# WHAT TO DO:
Wherever the string "منطقة" appears in the listing, copy that line.
*** RECORDED DATA ***
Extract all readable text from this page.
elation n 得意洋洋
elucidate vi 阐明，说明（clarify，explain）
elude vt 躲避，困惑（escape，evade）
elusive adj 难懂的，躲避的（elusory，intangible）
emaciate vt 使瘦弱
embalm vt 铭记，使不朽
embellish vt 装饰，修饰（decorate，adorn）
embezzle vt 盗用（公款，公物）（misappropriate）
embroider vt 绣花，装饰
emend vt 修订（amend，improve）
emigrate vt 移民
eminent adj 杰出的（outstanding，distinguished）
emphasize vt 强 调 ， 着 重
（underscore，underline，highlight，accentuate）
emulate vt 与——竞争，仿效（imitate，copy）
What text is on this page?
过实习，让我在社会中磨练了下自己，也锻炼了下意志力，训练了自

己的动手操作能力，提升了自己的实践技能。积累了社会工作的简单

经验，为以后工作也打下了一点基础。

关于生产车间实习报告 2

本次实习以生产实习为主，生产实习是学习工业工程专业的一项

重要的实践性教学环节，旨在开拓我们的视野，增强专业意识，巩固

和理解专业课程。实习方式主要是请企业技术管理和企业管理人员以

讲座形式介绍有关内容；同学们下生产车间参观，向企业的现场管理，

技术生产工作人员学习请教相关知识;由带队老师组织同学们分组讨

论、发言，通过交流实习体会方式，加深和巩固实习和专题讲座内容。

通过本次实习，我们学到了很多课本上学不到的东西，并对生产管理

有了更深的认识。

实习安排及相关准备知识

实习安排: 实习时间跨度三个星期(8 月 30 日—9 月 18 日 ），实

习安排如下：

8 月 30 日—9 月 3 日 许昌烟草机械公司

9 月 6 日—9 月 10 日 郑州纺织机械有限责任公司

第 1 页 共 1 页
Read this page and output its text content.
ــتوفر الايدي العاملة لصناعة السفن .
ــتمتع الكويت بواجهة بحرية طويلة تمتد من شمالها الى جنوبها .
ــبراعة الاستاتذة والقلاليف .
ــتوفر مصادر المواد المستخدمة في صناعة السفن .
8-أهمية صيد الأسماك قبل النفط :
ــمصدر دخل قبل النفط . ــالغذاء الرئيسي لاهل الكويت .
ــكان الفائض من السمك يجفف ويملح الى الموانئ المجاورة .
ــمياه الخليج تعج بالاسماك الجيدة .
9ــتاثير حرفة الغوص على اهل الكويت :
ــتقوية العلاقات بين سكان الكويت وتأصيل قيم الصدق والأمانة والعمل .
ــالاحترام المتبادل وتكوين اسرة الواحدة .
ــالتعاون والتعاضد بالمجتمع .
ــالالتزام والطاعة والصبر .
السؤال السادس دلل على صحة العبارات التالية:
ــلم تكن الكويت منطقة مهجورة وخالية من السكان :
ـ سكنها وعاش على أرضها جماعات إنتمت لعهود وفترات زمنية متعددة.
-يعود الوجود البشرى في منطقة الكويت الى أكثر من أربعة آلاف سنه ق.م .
***
# WRITTEN SOLUTION:
ــلم تكن الكويت منطقة مهجورة وخالية من السكان :
-يعود الوجود البشرى في منطقة الكويت الى أكثر من أربعة آلاف سنه ق.م .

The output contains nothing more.